Word for word, retype every entry in the listing.
□ □ □
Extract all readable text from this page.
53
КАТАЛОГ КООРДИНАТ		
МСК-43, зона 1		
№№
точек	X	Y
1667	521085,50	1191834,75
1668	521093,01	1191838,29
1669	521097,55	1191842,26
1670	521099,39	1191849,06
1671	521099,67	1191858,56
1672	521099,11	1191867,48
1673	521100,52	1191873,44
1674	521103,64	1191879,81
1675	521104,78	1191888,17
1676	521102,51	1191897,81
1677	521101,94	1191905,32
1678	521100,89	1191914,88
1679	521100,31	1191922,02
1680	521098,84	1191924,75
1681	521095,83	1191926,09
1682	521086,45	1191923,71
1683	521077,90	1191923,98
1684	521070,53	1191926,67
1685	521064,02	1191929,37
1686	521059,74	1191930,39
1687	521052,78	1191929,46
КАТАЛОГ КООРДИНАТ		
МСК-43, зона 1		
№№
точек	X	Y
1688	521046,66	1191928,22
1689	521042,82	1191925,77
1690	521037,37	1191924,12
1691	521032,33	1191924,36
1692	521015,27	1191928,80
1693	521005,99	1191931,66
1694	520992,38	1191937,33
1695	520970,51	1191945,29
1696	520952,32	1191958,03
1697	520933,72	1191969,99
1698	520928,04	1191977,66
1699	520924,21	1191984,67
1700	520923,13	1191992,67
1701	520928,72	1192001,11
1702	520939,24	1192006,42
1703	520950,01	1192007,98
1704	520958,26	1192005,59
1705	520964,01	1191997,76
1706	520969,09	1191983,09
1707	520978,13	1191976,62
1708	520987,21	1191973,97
□ □ □
● **RESULT FOR THIS EXERCISE**:
Extract all readable text from this page.
53
КАТАЛОГ КООРДИНАТ		
МСК-43, зона 1		
№№
точек	X	Y
1667	521085,50	1191834,75
1668	521093,01	1191838,29
1669	521097,55	1191842,26
1670	521099,39	1191849,06
1671	521099,67	1191858,56
1672	521099,11	1191867,48
1673	521100,52	1191873,44
1674	521103,64	1191879,81
1675	521104,78	1191888,17
1676	521102,51	1191897,81
1677	521101,94	1191905,32
1678	521100,89	1191914,88
1679	521100,31	1191922,02
1680	521098,84	1191924,75
1681	521095,83	1191926,09
1682	521086,45	1191923,71
1683	521077,90	1191923,98
1684	521070,53	1191926,67
1685	521064,02	1191929,37
1686	521059,74	1191930,39
1687	521052,78	1191929,46
КАТАЛОГ КООРДИНАТ		
МСК-43, зона 1		
№№
точек	X	Y
1688	521046,66	1191928,22
1689	521042,82	1191925,77
1690	521037,37	1191924,12
1691	521032,33	1191924,36
1692	521015,27	1191928,80
1693	521005,99	1191931,66
1694	520992,38	1191937,33
1695	520970,51	1191945,29
1696	520952,32	1191958,03
1697	520933,72	1191969,99
1698	520928,04	1191977,66
1699	520924,21	1191984,67
1700	520923,13	1191992,67
1701	520928,72	1192001,11
1702	520939,24	1192006,42
1703	520950,01	1192007,98
1704	520958,26	1192005,59
1705	520964,01	1191997,76
1706	520969,09	1191983,09
1707	520978,13	1191976,62
1708	520987,21	1191973,97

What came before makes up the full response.